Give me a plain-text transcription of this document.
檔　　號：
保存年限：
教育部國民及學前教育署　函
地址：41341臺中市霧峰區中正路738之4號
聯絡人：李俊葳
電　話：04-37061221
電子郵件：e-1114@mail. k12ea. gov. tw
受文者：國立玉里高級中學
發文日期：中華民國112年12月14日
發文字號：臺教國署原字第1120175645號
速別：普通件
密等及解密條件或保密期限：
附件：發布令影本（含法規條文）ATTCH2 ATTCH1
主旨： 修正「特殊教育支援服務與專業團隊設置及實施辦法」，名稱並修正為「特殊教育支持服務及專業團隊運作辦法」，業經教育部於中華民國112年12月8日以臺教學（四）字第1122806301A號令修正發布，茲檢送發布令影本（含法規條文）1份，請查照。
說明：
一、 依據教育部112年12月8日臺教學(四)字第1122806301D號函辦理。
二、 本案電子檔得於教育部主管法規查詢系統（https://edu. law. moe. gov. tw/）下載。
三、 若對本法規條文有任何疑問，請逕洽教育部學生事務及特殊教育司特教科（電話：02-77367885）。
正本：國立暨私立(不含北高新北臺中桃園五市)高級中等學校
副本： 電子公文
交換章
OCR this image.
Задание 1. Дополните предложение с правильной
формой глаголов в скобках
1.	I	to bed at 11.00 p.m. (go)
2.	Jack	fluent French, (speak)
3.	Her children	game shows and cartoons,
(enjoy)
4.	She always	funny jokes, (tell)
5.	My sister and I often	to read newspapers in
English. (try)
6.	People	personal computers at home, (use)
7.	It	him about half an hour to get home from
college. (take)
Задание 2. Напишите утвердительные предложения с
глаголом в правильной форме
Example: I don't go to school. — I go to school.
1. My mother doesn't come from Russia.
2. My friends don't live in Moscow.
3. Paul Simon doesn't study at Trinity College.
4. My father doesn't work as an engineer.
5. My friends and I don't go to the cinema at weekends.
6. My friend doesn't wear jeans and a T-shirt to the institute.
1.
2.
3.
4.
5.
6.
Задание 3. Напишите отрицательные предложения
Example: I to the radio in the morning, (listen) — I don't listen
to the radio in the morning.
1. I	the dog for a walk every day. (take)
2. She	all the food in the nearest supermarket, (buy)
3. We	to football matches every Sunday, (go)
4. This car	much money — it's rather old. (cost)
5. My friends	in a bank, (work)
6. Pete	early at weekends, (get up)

———

Retype the listing above in full, with no alterations.

Output of the task:
Give me a plain-text transcription of this document.
檔　　號：
保存年限：
教育部國民及學前教育署　函
地址：41341臺中市霧峰區中正路738之4號
聯絡人：李俊葳
電　話：04-37061221
電子郵件：e-1114@mail. k12ea. gov. tw
受文者：國立玉里高級中學
發文日期：中華民國112年12月14日
發文字號：臺教國署原字第1120175645號
速別：普通件
密等及解密條件或保密期限：
附件：發布令影本（含法規條文）ATTCH2 ATTCH1
主旨： 修正「特殊教育支援服務與專業團隊設置及實施辦法」，名稱並修正為「特殊教育支持服務及專業團隊運作辦法」，業經教育部於中華民國112年12月8日以臺教學（四）字第1122806301A號令修正發布，茲檢送發布令影本（含法規條文）1份，請查照。
說明：
一、 依據教育部112年12月8日臺教學(四)字第1122806301D號函辦理。
二、 本案電子檔得於教育部主管法規查詢系統（https://edu. law. moe. gov. tw/）下載。
三、 若對本法規條文有任何疑問，請逕洽教育部學生事務及特殊教育司特教科（電話：02-77367885）。
正本：國立暨私立(不含北高新北臺中桃園五市)高級中等學校
副本： 電子公文
交換章
OCR this image.
Задание 1. Дополните предложение с правильной
формой глаголов в скобках
1.	I	to bed at 11.00 p.m. (go)
2.	Jack	fluent French, (speak)
3.	Her children	game shows and cartoons,
(enjoy)
4.	She always	funny jokes, (tell)
5.	My sister and I often	to read newspapers in
English. (try)
6.	People	personal computers at home, (use)
7.	It	him about half an hour to get home from
college. (take)
Задание 2. Напишите утвердительные предложения с
глаголом в правильной форме
Example: I don't go to school. — I go to school.
1. My mother doesn't come from Russia.
2. My friends don't live in Moscow.
3. Paul Simon doesn't study at Trinity College.
4. My father doesn't work as an engineer.
5. My friends and I don't go to the cinema at weekends.
6. My friend doesn't wear jeans and a T-shirt to the institute.
1.
2.
3.
4.
5.
6.
Задание 3. Напишите отрицательные предложения
Example: I to the radio in the morning, (listen) — I don't listen
to the radio in the morning.
1. I	the dog for a walk every day. (take)
2. She	all the food in the nearest supermarket, (buy)
3. We	to football matches every Sunday, (go)
4. This car	much money — it's rather old. (cost)
5. My friends	in a bank, (work)
6. Pete	early at weekends, (get up)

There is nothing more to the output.